Output every line below exactly.

§ **Excerpted records**:
★ ★ ★ ★ ★
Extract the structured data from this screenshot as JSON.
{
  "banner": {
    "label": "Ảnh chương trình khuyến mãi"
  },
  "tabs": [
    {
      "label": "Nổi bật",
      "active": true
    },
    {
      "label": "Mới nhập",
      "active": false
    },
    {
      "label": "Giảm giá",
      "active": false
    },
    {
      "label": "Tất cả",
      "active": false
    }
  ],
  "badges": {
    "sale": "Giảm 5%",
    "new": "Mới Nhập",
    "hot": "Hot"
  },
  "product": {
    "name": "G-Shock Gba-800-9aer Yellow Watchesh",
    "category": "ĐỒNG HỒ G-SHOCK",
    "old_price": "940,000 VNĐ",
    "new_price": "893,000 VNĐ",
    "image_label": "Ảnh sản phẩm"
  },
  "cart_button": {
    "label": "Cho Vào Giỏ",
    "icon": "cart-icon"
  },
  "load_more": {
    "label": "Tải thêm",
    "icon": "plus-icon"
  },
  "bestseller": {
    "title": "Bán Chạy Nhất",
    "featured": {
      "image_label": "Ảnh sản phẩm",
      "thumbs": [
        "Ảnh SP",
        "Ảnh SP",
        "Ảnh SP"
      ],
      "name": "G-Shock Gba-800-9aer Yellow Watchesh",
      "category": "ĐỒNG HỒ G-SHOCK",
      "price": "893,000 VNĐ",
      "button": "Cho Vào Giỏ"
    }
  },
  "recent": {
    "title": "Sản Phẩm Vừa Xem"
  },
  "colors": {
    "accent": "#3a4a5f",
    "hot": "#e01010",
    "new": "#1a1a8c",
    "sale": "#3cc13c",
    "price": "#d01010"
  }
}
★ ★ ★ ★ ★
§ **Output**:
Extract the structured data from this screenshot as JSON.
{
  "banner": {
    "label": "Ảnh chương trình khuyến mãi"
  },
  "tabs": [
    {
      "label": "Nổi bật",
      "active": true
    },
    {
      "label": "Mới nhập",
      "active": false
    },
    {
      "label": "Giảm giá",
      "active": false
    },
    {
      "label": "Tất cả",
      "active": false
    }
  ],
  "badges": {
    "sale": "Giảm 5%",
    "new": "Mới Nhập",
    "hot": "Hot"
  },
  "product": {
    "name": "G-Shock Gba-800-9aer Yellow Watchesh",
    "category": "ĐỒNG HỒ G-SHOCK",
    "old_price": "940,000 VNĐ",
    "new_price": "893,000 VNĐ",
    "image_label": "Ảnh sản phẩm"
  },
  "cart_button": {
    "label": "Cho Vào Giỏ",
    "icon": "cart-icon"
  },
  "load_more": {
    "label": "Tải thêm",
    "icon": "plus-icon"
  },
  "bestseller": {
    "title": "Bán Chạy Nhất",
    "featured": {
      "image_label": "Ảnh sản phẩm",
      "thumbs": [
        "Ảnh SP",
        "Ảnh SP",
        "Ảnh SP"
      ],
      "name": "G-Shock Gba-800-9aer Yellow Watchesh",
      "category": "ĐỒNG HỒ G-SHOCK",
      "price": "893,000 VNĐ",
      "button": "Cho Vào Giỏ"
    }
  },
  "recent": {
    "title": "Sản Phẩm Vừa Xem"
  },
  "colors": {
    "accent": "#3a4a5f",
    "hot": "#e01010",
    "new": "#1a1a8c",
    "sale": "#3cc13c",
    "price": "#d01010"
  }
}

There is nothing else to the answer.